(Items from a data source)
═══

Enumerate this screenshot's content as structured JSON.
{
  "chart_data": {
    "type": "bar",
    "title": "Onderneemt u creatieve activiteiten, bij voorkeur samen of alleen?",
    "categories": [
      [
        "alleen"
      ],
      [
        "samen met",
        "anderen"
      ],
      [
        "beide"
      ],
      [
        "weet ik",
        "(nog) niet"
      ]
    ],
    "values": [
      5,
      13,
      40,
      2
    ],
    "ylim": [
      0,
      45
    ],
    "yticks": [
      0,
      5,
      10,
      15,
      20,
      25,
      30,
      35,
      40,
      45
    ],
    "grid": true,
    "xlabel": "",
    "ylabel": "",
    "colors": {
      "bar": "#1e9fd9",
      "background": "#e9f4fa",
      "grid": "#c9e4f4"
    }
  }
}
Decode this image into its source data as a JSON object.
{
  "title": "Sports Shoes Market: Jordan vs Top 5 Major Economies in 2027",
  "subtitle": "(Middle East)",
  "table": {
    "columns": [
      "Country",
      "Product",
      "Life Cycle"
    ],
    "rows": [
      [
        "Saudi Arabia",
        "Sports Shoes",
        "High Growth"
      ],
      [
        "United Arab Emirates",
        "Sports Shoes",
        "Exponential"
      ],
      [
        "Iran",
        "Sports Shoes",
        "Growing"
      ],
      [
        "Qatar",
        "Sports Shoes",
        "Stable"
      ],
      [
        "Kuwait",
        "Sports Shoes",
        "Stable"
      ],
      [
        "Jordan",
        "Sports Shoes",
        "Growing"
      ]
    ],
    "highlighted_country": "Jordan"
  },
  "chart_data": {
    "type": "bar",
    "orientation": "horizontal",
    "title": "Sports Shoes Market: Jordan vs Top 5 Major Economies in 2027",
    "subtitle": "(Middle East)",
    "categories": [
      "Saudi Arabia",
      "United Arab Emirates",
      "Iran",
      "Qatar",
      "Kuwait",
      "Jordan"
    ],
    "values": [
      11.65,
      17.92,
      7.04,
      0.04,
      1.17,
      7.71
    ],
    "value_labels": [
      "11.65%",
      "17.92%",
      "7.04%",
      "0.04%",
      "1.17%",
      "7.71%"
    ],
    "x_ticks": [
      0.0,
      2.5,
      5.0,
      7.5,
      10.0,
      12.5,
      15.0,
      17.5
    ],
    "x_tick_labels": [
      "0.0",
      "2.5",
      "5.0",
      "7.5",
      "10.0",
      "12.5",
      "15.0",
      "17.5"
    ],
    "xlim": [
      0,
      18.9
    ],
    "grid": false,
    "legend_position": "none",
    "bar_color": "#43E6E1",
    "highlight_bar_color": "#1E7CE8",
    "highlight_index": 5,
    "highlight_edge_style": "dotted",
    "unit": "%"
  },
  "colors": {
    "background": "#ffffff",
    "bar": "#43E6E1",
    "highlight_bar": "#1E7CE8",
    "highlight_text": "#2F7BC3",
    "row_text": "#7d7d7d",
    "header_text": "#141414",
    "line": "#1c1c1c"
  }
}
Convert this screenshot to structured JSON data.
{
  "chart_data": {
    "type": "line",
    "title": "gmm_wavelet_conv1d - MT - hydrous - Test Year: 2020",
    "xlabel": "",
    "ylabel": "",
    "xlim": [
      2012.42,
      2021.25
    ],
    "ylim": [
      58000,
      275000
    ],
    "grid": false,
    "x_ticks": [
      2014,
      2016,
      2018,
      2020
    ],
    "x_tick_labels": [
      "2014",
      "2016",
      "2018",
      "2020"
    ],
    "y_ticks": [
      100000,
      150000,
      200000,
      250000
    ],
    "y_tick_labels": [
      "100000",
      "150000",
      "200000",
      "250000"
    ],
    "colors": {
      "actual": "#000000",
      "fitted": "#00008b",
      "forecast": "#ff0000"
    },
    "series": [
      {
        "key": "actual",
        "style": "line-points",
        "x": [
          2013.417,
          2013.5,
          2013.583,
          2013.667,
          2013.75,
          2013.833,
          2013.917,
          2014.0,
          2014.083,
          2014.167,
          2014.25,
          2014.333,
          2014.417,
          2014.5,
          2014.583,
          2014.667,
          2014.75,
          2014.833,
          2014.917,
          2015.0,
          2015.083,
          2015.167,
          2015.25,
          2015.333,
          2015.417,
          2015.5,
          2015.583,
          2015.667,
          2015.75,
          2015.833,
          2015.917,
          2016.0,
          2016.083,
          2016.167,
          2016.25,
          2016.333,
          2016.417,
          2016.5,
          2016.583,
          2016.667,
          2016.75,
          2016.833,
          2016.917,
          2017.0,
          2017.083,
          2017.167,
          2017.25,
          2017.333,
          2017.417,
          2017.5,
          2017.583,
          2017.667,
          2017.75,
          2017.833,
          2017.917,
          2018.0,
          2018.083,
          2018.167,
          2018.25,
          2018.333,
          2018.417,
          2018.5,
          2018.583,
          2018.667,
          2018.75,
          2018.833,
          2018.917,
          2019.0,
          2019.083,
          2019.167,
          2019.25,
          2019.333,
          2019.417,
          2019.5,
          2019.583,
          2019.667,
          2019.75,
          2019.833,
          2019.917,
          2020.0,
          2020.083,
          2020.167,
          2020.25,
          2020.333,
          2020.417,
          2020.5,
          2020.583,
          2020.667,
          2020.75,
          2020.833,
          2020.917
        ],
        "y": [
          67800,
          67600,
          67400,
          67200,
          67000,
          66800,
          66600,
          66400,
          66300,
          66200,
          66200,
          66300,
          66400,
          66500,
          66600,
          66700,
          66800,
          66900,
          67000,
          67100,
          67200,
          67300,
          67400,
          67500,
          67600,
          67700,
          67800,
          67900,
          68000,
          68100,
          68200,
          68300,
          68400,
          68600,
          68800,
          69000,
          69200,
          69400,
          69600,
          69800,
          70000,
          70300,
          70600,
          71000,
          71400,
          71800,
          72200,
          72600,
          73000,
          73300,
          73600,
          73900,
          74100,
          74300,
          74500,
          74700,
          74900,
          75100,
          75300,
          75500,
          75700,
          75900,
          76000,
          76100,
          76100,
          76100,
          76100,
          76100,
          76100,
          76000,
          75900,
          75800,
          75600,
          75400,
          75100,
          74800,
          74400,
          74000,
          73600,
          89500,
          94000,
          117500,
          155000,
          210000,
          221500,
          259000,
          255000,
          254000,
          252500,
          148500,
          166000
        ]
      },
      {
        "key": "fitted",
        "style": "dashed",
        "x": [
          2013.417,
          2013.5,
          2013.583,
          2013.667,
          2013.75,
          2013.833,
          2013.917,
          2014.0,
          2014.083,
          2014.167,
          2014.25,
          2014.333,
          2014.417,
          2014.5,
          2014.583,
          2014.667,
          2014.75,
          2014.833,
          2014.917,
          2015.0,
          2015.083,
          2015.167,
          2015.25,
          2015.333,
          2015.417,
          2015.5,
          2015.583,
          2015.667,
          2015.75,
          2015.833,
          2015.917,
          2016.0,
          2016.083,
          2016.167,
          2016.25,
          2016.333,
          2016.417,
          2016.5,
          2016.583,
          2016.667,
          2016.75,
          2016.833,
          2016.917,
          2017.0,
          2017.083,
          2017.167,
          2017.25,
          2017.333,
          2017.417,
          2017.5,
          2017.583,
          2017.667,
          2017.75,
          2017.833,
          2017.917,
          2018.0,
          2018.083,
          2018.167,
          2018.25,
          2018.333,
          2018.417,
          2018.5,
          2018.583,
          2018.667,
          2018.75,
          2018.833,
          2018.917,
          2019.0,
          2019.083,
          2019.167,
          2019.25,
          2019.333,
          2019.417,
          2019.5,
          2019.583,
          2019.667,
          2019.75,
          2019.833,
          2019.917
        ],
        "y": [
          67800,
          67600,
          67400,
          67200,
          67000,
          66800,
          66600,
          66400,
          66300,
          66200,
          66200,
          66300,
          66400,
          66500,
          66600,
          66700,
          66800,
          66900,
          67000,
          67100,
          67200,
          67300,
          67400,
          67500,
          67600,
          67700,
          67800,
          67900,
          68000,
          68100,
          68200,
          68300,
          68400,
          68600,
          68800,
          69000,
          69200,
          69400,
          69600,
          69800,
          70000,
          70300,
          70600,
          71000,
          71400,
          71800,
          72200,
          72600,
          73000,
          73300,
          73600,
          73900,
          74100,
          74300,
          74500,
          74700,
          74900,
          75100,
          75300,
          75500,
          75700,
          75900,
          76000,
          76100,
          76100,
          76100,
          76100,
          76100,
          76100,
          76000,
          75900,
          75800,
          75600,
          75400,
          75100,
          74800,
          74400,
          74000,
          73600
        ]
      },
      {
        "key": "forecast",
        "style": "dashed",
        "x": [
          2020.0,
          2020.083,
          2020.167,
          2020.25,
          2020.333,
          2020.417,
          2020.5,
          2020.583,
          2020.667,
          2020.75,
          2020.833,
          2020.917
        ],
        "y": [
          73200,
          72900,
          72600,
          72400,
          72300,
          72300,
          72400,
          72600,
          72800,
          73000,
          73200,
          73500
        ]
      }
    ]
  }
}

═══

Search the lines for "Economies". Copy each line that has it.

  "title": "Sports Shoes Market: Jordan vs Top 5 Major Economies in 2027",
    "title": "Sports Shoes Market: Jordan vs Top 5 Major Economies in 2027",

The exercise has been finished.